**Tâche à faire:**
Mets sous forme de liste JSON de chaînes le passage des items ci-dessous qui va de la ligne contenant "Give bounding boxes" jusqu'à la ligne contenant "- rank-badge: #9: [50, 952, 129, 986]", ces deux lignes comprises. Mets une chaîne par ligne et laisse de côté les lignes vides.

**Données fournies:**
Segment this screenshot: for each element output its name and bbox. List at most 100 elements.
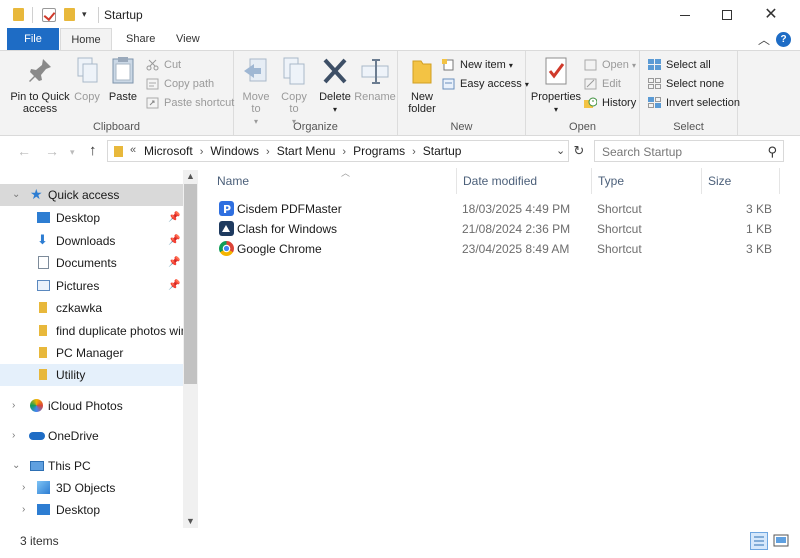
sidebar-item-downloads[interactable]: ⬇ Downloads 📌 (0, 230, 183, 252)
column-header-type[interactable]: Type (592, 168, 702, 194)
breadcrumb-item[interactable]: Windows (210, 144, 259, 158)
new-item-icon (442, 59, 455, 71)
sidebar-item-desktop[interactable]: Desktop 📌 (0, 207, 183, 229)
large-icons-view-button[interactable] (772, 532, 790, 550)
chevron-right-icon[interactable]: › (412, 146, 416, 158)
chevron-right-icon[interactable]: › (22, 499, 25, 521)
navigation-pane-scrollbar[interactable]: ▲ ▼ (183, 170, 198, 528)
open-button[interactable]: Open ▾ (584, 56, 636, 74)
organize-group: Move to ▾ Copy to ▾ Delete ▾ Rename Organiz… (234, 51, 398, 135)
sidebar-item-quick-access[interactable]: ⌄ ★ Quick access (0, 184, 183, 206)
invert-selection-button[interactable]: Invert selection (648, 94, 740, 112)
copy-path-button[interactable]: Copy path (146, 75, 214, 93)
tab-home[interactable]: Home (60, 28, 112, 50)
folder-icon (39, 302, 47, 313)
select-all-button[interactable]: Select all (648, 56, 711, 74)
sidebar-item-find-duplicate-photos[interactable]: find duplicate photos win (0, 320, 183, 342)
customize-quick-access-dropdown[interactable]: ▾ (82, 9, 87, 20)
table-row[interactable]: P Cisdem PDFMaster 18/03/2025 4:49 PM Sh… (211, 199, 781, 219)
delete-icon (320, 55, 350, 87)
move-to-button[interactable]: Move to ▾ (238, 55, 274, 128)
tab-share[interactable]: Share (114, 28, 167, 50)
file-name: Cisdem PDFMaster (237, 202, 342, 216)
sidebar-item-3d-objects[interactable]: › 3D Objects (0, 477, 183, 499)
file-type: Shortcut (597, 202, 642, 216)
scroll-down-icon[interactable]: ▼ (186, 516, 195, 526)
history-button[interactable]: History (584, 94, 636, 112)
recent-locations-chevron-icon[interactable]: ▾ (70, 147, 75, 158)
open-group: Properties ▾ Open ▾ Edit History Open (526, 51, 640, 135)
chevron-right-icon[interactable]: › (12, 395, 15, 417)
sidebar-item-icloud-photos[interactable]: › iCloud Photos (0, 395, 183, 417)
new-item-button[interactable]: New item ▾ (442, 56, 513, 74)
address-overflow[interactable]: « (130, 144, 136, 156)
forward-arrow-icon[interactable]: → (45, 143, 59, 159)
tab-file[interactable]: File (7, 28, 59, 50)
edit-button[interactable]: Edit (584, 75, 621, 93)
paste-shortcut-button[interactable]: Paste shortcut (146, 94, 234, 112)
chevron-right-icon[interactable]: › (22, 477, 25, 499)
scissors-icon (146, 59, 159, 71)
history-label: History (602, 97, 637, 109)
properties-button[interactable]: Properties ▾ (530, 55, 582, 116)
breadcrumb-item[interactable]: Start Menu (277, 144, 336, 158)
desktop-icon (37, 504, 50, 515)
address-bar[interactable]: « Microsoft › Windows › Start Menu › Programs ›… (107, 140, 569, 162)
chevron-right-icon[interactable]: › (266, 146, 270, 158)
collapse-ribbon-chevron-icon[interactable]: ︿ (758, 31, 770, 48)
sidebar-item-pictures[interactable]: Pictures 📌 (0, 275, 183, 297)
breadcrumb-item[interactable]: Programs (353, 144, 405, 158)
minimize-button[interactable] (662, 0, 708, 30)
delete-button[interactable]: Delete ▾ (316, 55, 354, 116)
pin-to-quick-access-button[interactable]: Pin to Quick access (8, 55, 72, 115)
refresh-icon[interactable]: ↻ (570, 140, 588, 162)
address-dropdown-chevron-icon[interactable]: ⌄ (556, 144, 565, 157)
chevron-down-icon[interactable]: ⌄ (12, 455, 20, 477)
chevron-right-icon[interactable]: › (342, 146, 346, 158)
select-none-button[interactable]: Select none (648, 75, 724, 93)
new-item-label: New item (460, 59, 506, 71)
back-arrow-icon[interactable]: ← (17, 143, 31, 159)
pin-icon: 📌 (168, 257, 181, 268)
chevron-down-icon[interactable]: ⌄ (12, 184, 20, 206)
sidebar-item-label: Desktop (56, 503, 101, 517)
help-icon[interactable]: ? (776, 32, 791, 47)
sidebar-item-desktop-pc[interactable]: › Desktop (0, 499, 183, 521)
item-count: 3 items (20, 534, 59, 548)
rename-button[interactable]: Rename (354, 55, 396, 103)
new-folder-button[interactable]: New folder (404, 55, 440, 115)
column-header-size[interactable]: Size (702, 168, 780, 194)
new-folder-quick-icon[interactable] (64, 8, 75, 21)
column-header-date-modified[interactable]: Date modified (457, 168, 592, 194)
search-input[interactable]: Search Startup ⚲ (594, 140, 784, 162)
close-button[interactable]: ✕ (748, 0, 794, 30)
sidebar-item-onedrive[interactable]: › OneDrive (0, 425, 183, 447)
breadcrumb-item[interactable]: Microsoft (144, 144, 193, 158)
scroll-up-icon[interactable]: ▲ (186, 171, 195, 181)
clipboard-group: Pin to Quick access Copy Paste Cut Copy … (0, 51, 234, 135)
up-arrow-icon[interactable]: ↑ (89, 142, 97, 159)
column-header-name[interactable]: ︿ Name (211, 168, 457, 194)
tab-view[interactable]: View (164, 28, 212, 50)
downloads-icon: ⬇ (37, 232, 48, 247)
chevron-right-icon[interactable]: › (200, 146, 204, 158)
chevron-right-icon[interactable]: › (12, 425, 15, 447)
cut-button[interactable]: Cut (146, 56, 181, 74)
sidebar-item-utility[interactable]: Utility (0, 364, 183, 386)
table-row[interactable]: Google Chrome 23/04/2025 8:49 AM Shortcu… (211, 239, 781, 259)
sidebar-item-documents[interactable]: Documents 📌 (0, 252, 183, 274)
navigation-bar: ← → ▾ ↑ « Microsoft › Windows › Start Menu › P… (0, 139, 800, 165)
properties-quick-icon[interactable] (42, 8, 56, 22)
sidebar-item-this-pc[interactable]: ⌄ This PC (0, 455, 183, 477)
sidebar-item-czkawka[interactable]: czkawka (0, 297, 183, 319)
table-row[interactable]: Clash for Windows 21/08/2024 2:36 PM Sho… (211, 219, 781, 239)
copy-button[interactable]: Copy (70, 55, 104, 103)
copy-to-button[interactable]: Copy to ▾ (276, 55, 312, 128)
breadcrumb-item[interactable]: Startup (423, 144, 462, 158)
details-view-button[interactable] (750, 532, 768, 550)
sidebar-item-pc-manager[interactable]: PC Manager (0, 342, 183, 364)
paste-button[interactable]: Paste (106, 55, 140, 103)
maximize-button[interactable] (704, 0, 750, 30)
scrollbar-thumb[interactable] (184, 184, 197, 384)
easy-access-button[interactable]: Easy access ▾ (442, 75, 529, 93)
...
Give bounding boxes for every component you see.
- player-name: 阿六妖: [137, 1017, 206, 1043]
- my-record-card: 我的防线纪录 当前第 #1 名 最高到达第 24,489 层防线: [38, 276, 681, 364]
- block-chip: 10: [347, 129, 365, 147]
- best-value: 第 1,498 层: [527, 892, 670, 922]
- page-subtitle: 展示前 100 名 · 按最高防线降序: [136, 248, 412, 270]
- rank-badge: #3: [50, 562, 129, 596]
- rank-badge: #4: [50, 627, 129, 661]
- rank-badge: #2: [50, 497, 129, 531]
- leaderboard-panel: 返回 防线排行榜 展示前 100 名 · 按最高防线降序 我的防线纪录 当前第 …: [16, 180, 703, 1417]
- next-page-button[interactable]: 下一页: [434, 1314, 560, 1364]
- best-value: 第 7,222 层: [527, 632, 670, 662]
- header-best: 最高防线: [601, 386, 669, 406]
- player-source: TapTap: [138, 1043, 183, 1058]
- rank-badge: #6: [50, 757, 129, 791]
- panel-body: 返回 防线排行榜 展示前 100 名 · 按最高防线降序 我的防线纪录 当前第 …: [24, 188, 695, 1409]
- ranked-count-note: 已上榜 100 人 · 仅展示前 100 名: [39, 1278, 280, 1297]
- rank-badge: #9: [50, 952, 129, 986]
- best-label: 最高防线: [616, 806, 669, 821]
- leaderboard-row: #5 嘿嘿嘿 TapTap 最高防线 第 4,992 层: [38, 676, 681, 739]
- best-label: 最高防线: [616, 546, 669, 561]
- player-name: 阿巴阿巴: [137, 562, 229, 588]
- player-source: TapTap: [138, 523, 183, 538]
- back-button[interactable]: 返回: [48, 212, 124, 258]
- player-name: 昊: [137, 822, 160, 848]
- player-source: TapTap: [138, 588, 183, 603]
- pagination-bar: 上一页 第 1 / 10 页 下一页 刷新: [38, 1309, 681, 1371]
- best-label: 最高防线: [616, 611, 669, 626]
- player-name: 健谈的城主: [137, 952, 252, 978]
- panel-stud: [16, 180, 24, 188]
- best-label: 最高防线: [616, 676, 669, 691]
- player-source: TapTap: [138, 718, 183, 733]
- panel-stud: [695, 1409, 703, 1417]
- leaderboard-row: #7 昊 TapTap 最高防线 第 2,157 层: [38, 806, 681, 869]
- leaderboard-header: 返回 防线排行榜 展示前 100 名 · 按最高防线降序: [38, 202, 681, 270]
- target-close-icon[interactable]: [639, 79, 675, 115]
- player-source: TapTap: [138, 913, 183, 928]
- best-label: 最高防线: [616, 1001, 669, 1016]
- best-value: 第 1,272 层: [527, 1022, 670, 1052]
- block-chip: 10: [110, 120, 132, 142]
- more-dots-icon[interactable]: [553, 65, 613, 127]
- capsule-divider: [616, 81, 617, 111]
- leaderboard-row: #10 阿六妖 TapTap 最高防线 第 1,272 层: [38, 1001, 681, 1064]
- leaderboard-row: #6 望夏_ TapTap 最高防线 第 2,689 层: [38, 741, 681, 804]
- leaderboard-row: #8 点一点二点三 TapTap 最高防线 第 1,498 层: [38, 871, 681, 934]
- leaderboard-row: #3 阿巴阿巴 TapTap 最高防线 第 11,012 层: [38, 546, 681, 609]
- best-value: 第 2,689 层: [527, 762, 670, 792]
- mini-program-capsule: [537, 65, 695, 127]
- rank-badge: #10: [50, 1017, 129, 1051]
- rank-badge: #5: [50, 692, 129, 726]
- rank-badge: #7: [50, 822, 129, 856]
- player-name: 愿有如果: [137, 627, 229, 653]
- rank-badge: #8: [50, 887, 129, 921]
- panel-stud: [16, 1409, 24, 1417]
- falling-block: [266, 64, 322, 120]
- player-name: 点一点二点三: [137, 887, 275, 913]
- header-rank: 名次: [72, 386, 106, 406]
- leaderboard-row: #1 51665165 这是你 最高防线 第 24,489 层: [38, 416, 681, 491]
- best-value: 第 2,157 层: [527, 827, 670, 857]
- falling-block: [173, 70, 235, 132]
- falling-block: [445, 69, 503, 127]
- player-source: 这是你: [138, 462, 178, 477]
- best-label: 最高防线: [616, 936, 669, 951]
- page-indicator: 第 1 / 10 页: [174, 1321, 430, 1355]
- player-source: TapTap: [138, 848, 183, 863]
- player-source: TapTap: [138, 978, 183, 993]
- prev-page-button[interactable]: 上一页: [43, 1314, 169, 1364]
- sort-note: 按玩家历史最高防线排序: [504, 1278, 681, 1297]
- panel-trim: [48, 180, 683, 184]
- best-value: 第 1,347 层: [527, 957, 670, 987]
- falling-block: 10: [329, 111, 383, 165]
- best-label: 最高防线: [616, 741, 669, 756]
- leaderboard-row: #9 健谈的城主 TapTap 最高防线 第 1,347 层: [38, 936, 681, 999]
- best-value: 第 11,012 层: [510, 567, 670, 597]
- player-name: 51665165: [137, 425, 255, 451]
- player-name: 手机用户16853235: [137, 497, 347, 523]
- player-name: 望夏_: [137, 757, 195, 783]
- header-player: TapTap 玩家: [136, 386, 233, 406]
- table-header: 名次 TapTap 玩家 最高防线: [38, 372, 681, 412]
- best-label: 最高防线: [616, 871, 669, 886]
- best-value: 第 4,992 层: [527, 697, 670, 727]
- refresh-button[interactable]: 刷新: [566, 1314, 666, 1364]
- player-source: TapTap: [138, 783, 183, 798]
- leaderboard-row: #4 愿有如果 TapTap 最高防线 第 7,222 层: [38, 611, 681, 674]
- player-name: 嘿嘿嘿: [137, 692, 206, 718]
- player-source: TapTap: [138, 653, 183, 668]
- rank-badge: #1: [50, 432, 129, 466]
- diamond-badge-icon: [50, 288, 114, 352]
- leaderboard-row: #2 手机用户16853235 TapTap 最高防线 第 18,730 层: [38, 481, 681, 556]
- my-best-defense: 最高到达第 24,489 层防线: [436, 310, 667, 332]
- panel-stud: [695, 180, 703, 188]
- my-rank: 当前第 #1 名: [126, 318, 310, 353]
--
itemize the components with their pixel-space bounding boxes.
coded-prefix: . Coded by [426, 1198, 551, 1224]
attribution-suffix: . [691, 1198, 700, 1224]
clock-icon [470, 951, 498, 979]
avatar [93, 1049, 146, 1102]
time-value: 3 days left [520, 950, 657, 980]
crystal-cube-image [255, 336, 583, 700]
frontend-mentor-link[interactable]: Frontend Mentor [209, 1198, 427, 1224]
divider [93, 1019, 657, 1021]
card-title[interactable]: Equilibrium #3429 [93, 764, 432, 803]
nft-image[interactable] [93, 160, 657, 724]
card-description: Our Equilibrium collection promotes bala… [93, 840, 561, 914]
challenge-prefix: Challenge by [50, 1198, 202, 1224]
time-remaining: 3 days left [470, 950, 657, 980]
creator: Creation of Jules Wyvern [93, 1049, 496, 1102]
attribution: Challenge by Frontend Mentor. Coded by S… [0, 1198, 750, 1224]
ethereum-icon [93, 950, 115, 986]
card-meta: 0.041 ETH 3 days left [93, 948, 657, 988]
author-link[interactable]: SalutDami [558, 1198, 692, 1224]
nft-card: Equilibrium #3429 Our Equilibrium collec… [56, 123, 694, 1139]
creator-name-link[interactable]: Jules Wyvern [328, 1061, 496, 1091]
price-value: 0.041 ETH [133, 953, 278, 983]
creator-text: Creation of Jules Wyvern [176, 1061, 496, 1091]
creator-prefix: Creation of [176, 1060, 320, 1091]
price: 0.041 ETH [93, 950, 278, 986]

**Réponse écrite:**
[
  "Give bounding boxes for every component you see.",
  "- player-name: 阿六妖: [137, 1017, 206, 1043]",
  "- my-record-card: 我的防线纪录 当前第 #1 名 最高到达第 24,489 层防线: [38, 276, 681, 364]",
  "- block-chip: 10: [347, 129, 365, 147]",
  "- best-value: 第 1,498 层: [527, 892, 670, 922]",
  "- page-subtitle: 展示前 100 名 · 按最高防线降序: [136, 248, 412, 270]",
  "- rank-badge: #3: [50, 562, 129, 596]",
  "- rank-badge: #4: [50, 627, 129, 661]",
  "- rank-badge: #2: [50, 497, 129, 531]",
  "- leaderboard-panel: 返回 防线排行榜 展示前 100 名 · 按最高防线降序 我的防线纪录 当前第 …: [16, 180, 703, 1417]",
  "- next-page-button[interactable]: 下一页: [434, 1314, 560, 1364]",
  "- best-value: 第 7,222 层: [527, 632, 670, 662]",
  "- header-best: 最高防线: [601, 386, 669, 406]",
  "- player-source: TapTap: [138, 1043, 183, 1058]",
  "- rank-badge: #6: [50, 757, 129, 791]",
  "- panel-body: 返回 防线排行榜 展示前 100 名 · 按最高防线降序 我的防线纪录 当前第 …: [24, 188, 695, 1409]",
  "- ranked-count-note: 已上榜 100 人 · 仅展示前 100 名: [39, 1278, 280, 1297]",
  "- rank-badge: #9: [50, 952, 129, 986]"
]